* What you have to do
Take every line that has the string "Steps" and copy it out.

* Provided data
## start
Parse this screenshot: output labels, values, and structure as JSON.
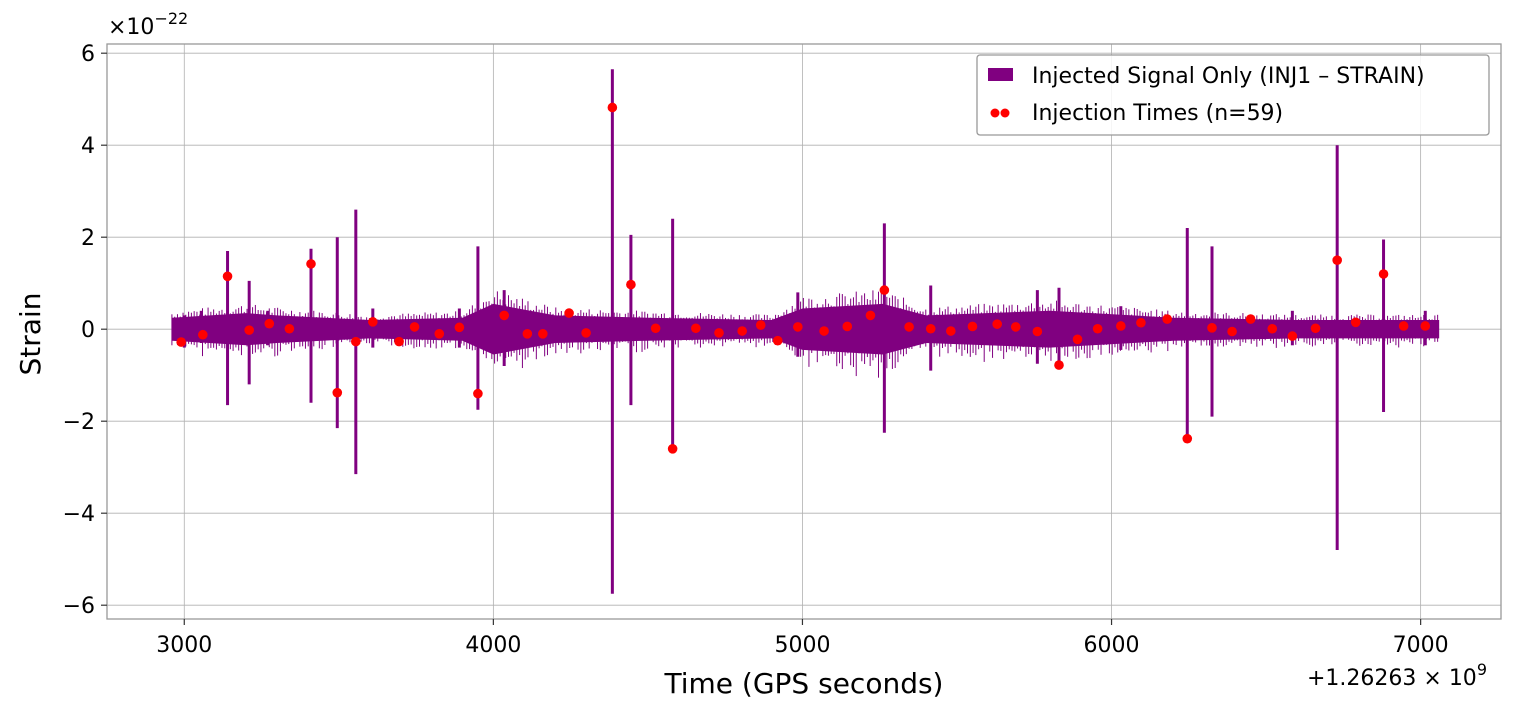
{
  "chart_data": {
    "type": "line",
    "title": "",
    "xlabel": "Time (GPS seconds)",
    "ylabel": "Strain",
    "x_offset_label": "+1.26263 × 10",
    "x_offset_exponent": "9",
    "y_scale_label": "×10",
    "y_scale_exponent": "−22",
    "xlim": [
      2750,
      7260
    ],
    "ylim": [
      -6.3,
      6.2
    ],
    "x_ticks": [
      3000,
      4000,
      5000,
      6000,
      7000
    ],
    "x_tick_labels": [
      "3000",
      "4000",
      "5000",
      "6000",
      "7000"
    ],
    "y_ticks": [
      -6,
      -4,
      -2,
      0,
      2,
      4,
      6
    ],
    "y_tick_labels": [
      "−6",
      "−4",
      "−2",
      "0",
      "2",
      "4",
      "6"
    ],
    "grid": true,
    "legend_position": "top-right",
    "series": [
      {
        "name": "Injected Signal Only (INJ1 – STRAIN)",
        "color": "#800080",
        "style": "band+spikes",
        "x_start": 2960,
        "x_end": 7060,
        "envelope": [
          {
            "x": 2960,
            "half": 0.25
          },
          {
            "x": 3200,
            "half": 0.35
          },
          {
            "x": 3300,
            "half": 0.3
          },
          {
            "x": 3600,
            "half": 0.2
          },
          {
            "x": 3900,
            "half": 0.25
          },
          {
            "x": 4000,
            "half": 0.55
          },
          {
            "x": 4200,
            "half": 0.3
          },
          {
            "x": 4500,
            "half": 0.25
          },
          {
            "x": 4900,
            "half": 0.2
          },
          {
            "x": 5000,
            "half": 0.45
          },
          {
            "x": 5260,
            "half": 0.55
          },
          {
            "x": 5400,
            "half": 0.3
          },
          {
            "x": 5800,
            "half": 0.4
          },
          {
            "x": 6200,
            "half": 0.25
          },
          {
            "x": 6600,
            "half": 0.2
          },
          {
            "x": 7060,
            "half": 0.2
          }
        ],
        "spikes": [
          {
            "x": 3000,
            "hi": 0.3,
            "lo": -0.4
          },
          {
            "x": 3055,
            "hi": 0.4,
            "lo": -0.3
          },
          {
            "x": 3140,
            "hi": 1.7,
            "lo": -1.65
          },
          {
            "x": 3210,
            "hi": 1.05,
            "lo": -1.2
          },
          {
            "x": 3270,
            "hi": 0.4,
            "lo": -0.35
          },
          {
            "x": 3410,
            "hi": 1.75,
            "lo": -1.6
          },
          {
            "x": 3495,
            "hi": 2.0,
            "lo": -2.15
          },
          {
            "x": 3555,
            "hi": 2.6,
            "lo": -3.15
          },
          {
            "x": 3610,
            "hi": 0.45,
            "lo": -0.4
          },
          {
            "x": 3890,
            "hi": 0.45,
            "lo": -0.4
          },
          {
            "x": 3950,
            "hi": 1.8,
            "lo": -1.75
          },
          {
            "x": 4035,
            "hi": 0.85,
            "lo": -0.8
          },
          {
            "x": 4385,
            "hi": 5.65,
            "lo": -5.75
          },
          {
            "x": 4445,
            "hi": 2.05,
            "lo": -1.65
          },
          {
            "x": 4580,
            "hi": 2.4,
            "lo": -2.6
          },
          {
            "x": 4985,
            "hi": 0.8,
            "lo": -0.6
          },
          {
            "x": 5265,
            "hi": 2.3,
            "lo": -2.25
          },
          {
            "x": 5415,
            "hi": 0.95,
            "lo": -0.9
          },
          {
            "x": 5760,
            "hi": 0.85,
            "lo": -0.75
          },
          {
            "x": 5830,
            "hi": 0.9,
            "lo": -0.85
          },
          {
            "x": 6030,
            "hi": 0.5,
            "lo": -0.45
          },
          {
            "x": 6245,
            "hi": 2.2,
            "lo": -2.4
          },
          {
            "x": 6325,
            "hi": 1.8,
            "lo": -1.9
          },
          {
            "x": 6585,
            "hi": 0.4,
            "lo": -0.35
          },
          {
            "x": 6730,
            "hi": 4.0,
            "lo": -4.8
          },
          {
            "x": 6880,
            "hi": 1.95,
            "lo": -1.8
          },
          {
            "x": 7015,
            "hi": 0.4,
            "lo": -0.35
          }
        ]
      },
      {
        "name": "Injection Times (n=59)",
        "color": "#ff0000",
        "style": "scatter",
        "x": [
          2990,
          3060,
          3140,
          3210,
          3275,
          3340,
          3410,
          3495,
          3555,
          3610,
          3695,
          3745,
          3825,
          3890,
          3950,
          4035,
          4110,
          4160,
          4245,
          4300,
          4385,
          4445,
          4525,
          4580,
          4655,
          4730,
          4805,
          4865,
          4920,
          4985,
          5070,
          5145,
          5220,
          5265,
          5345,
          5415,
          5480,
          5550,
          5630,
          5690,
          5760,
          5830,
          5890,
          5955,
          6030,
          6095,
          6180,
          6245,
          6325,
          6390,
          6450,
          6520,
          6585,
          6660,
          6730,
          6790,
          6880,
          6945,
          7015
        ],
        "y": [
          -0.28,
          -0.12,
          1.15,
          -0.02,
          0.12,
          0.01,
          1.42,
          -1.38,
          -0.27,
          0.16,
          -0.27,
          0.05,
          -0.1,
          0.04,
          -1.4,
          0.3,
          -0.1,
          -0.1,
          0.35,
          -0.08,
          4.82,
          0.97,
          0.02,
          -2.6,
          0.02,
          -0.08,
          -0.04,
          0.09,
          -0.25,
          0.05,
          -0.04,
          0.06,
          0.3,
          0.85,
          0.05,
          0.01,
          -0.04,
          0.06,
          0.11,
          0.05,
          -0.05,
          -0.78,
          -0.22,
          0.01,
          0.07,
          0.14,
          0.22,
          -2.38,
          0.03,
          -0.05,
          0.22,
          0.01,
          -0.15,
          0.02,
          1.5,
          0.15,
          1.2,
          0.07,
          0.07
        ]
      }
    ]
  }
}
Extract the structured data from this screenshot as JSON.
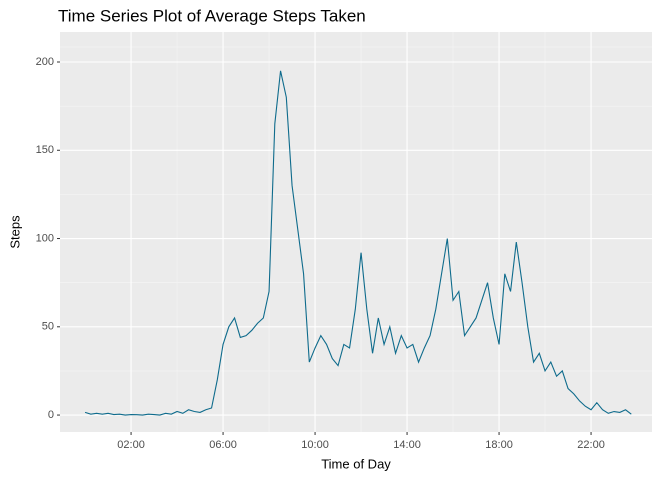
{
  "chart_data": {
    "type": "line",
    "title": "Time Series Plot of Average Steps Taken",
    "x_label": "Time of Day",
    "y_label": "Steps",
    "x": [
      0,
      0.25,
      0.5,
      0.75,
      1,
      1.25,
      1.5,
      1.75,
      2,
      2.25,
      2.5,
      2.75,
      3,
      3.25,
      3.5,
      3.75,
      4,
      4.25,
      4.5,
      4.75,
      5,
      5.25,
      5.5,
      5.75,
      6,
      6.25,
      6.5,
      6.75,
      7,
      7.25,
      7.5,
      7.75,
      8,
      8.25,
      8.5,
      8.75,
      9,
      9.25,
      9.5,
      9.75,
      10,
      10.25,
      10.5,
      10.75,
      11,
      11.25,
      11.5,
      11.75,
      12,
      12.25,
      12.5,
      12.75,
      13,
      13.25,
      13.5,
      13.75,
      14,
      14.25,
      14.5,
      14.75,
      15,
      15.25,
      15.5,
      15.75,
      16,
      16.25,
      16.5,
      16.75,
      17,
      17.25,
      17.5,
      17.75,
      18,
      18.25,
      18.5,
      18.75,
      19,
      19.25,
      19.5,
      19.75,
      20,
      20.25,
      20.5,
      20.75,
      21,
      21.25,
      21.5,
      21.75,
      22,
      22.25,
      22.5,
      22.75,
      23,
      23.25,
      23.5,
      23.75
    ],
    "series": [
      {
        "name": "Steps",
        "color": "#0e6b8c",
        "values": [
          1.5,
          0.5,
          1,
          0.5,
          1,
          0.3,
          0.5,
          0,
          0.3,
          0.2,
          0,
          0.5,
          0.3,
          0,
          1,
          0.5,
          2,
          1,
          3,
          2,
          1.5,
          3,
          4,
          20,
          40,
          50,
          55,
          44,
          45,
          48,
          52,
          55,
          70,
          165,
          195,
          180,
          130,
          105,
          80,
          30,
          38,
          45,
          40,
          32,
          28,
          40,
          38,
          60,
          92,
          60,
          35,
          55,
          40,
          50,
          35,
          45,
          38,
          40,
          30,
          38,
          45,
          60,
          80,
          100,
          65,
          70,
          45,
          50,
          55,
          65,
          75,
          55,
          40,
          80,
          70,
          98,
          75,
          50,
          30,
          35,
          25,
          30,
          22,
          25,
          15,
          12,
          8,
          5,
          3,
          7,
          3,
          1,
          2,
          1.5,
          3,
          0.5
        ]
      }
    ],
    "xlim": [
      -1.09,
      24.65
    ],
    "ylim": [
      -9.6,
      217
    ],
    "xticks": [
      {
        "value": 2,
        "label": "02:00"
      },
      {
        "value": 6,
        "label": "06:00"
      },
      {
        "value": 10,
        "label": "10:00"
      },
      {
        "value": 14,
        "label": "14:00"
      },
      {
        "value": 18,
        "label": "18:00"
      },
      {
        "value": 22,
        "label": "22:00"
      }
    ],
    "yticks": [
      0,
      50,
      100,
      150,
      200
    ],
    "grid": true
  }
}
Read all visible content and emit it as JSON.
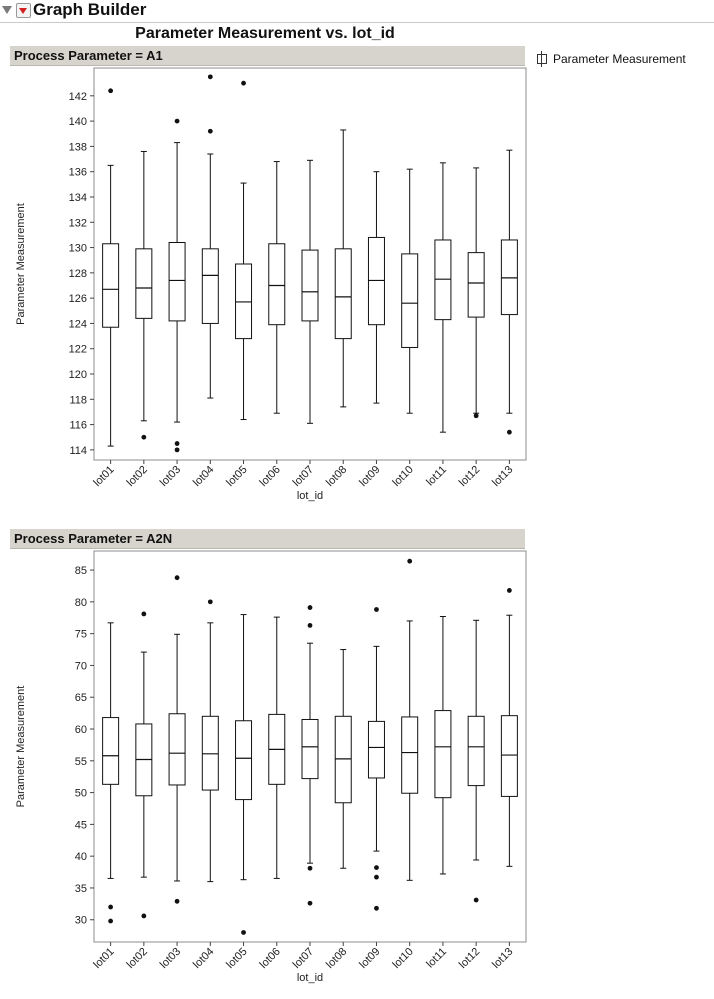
## end
* Right answer
    "title": "Time Series Plot of Average Steps Taken",
    "y_label": "Steps",
        "name": "Steps",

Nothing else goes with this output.